— Work order 1 —
From the passage on micro-movement detection, extract the text starting at "Example of the" and ending at "regions in micro-movement.".
— Work order 2 —
Answer these questions about the passage on micro-movements and social emotion:
(a) Which face detection method is named so that only the micro-movement of the facial region can be analyzed?
(b) How long did each subject pair's conversation last?
(c) What resolution and frame rate did the webcam use to capture the upper body image?
— Work order 3 —
Continue the passage on micro-movements and social emotion from where it stops.

— Passage provided —
______________________________
Example of the amounts of micro-movements at several frequency bands

The proposed method can be used to any body part in Fig. 1. If the particular body part’s detection method is previously performed, its micro-movements or muscle movements can be measured and analyzed. For example, if Adaboost (Adaptive boosting)-based face detection method is used, only micro-movement of facial region can be analyzed. Figure 5 showed many kinds of micro-movement detecting results by using the program. In this figure, bright regions were regions in micro-movement.

Fig. 5
figure 5

Feasibility test of detecting micro-movements [7]. a Almost no micro-movement. b Bust micro-movement. c Upper facial muscle movement. d Mouth movement. e Eye blink. f Pupil movements caused by changing gaze direction

3 Experimental Result

Micro-body movement has been assumed as an intrinsic response of social emotion in this study. Our proposed method allowed social interaction free from senor attachment and compared intimate with non-intimate social emotion groups. For that, 4 subject pairs were participated in which each pair had a conversation about a given topic during 25 minutes, where 2 subject pairs had intimate relation with each other, while another 2 subject pairs had no social relation. During conversations, upper body image was captured by using a conventionally used webcam as resolution of 640 pixels by 480 pixels and 15 frames per second. Then, the captured image frames were analyzed for obtaining the amount of micro-movements at five frequency bands such as 0.5, 1, 3, 5, and 15 Hzs.

The extracted average amounts of micro-movements at various frequency bands were shown in Fig. 6. According to this result, we found that the amounts of micro-movement for intimate social relation were less than the case of non-intimate one excepting for 0.5 Hz band. Also, we recognized that more difference between two groups was appeared at higher frequency bands. From this result, non-intimate social emotion was assumed to be induced more amount of micro-movement of human bust. However, this result should be verified by statistical significances or exploring correlations with various conventionally used bio-signal-based emotion estimation features.
______________________________
— Stored data —

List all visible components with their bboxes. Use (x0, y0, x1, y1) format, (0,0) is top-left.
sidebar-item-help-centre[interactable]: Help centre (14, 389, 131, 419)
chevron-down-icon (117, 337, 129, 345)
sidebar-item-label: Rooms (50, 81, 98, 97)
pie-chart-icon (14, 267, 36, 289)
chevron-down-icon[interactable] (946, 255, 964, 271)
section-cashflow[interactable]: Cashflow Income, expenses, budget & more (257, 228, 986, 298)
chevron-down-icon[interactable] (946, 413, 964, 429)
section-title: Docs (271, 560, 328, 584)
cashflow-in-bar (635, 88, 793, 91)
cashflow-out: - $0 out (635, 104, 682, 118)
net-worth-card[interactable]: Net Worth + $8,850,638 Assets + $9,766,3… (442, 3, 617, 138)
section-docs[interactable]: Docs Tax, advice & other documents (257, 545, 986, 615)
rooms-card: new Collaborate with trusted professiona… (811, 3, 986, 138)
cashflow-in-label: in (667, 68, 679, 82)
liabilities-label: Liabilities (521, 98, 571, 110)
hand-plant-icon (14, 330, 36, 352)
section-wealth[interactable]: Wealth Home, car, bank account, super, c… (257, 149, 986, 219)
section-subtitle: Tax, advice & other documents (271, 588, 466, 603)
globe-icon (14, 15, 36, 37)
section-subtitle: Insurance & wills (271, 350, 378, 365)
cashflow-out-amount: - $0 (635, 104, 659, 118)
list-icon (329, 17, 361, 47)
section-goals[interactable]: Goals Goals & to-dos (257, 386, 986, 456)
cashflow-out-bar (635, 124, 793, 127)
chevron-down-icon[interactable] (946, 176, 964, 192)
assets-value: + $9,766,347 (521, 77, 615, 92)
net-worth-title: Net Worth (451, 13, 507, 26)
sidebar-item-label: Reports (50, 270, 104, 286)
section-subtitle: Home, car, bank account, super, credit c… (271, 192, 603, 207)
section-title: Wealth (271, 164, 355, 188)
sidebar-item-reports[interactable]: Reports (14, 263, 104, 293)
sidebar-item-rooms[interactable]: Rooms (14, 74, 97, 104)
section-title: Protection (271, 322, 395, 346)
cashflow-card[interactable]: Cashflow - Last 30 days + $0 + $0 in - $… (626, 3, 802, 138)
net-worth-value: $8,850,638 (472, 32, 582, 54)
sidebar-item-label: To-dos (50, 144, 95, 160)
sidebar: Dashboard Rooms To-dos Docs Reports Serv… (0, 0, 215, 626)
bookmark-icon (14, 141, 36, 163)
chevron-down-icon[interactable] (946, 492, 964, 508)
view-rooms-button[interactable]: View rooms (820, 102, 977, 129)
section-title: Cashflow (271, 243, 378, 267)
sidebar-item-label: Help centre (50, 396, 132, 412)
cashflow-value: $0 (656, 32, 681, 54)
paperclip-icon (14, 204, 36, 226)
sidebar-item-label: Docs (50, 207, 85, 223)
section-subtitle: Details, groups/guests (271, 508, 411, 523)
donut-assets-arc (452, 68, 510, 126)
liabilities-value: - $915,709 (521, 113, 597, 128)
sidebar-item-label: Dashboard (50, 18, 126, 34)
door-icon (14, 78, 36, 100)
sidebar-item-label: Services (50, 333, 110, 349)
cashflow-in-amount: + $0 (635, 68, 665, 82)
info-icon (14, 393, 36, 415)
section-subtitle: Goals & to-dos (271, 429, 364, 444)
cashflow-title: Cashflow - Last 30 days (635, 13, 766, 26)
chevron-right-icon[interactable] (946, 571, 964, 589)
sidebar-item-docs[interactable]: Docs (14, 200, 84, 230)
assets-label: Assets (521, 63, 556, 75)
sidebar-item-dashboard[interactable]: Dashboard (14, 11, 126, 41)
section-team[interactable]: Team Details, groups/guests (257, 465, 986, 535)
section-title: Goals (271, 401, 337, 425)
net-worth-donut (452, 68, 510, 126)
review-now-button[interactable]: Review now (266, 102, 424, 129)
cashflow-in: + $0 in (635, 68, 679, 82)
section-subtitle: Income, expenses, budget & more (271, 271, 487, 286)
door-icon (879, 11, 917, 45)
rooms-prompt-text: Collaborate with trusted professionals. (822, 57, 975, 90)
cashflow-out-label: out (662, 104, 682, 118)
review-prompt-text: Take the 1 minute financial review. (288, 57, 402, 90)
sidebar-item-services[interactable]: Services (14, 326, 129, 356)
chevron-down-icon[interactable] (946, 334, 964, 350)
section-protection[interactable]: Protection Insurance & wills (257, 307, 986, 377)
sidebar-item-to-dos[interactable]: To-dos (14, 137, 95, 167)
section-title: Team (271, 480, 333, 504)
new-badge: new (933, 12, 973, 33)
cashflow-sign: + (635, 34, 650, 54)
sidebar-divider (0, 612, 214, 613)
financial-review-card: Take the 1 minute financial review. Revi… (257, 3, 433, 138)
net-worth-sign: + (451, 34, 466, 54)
______________________________
— Exercise response 1 —
Example of the amounts of micro-movements at several frequency bands

The proposed method can be used to any body part in Fig. 1. If the particular body part’s detection method is previously performed, its micro-movements or muscle movements can be measured and analyzed. For example, if Adaboost (Adaptive boosting)-based face detection method is used, only micro-movement of facial region can be analyzed. Figure 5 showed many kinds of micro-movement detecting results by using the program. In this figure, bright regions were regions in micro-movement.

— Exercise response 2 —
(a) An Adaboost (Adaptive boosting)-based face detection method.
(b) 25 minutes.
(c) 640 by 480 pixels at 15 frames per second.

— Exercise response 3 —
Fig. 6
figure 6

The average amounts of micro-movements for two social emotion: groups such as intimacy and non-intimacy relations at various frequency bands

4 Conclusion

We proposed a new method for estimating social emotion by analyzing micro-body movement. Allowing social interaction without measurement burden from sensor attachment, our method took advantage of observing social emotion development. Micro-body movement could be classified into two levels of intimacy. Our study successfully analyzed micro-movement of human bust from successive image frames captured by conventional webcam. For that, the amount of bust micro-movement was measured by subtracting adjacency two image frames. Because the measured successive values of bust movement were the form of 1D temporal signal, all of conventional temporal signal processing methods might be used. Results showed that micro-movement in case of intimate relation was less than in the case of non-intimate emotion.

In future works, we will experimentally validate connectivity between each part’s micro-movement of human body and various kinds of conventional physiological responses. For example, we will analyze correlation between pulse-to-pulse interval and the amount of bust micro-movement after acquiring both ECG signal and bust movement for specific social emotion. Also, higher frequency band signal will be partially rejection filtered by masking big gesture section extracted from low-frequency band.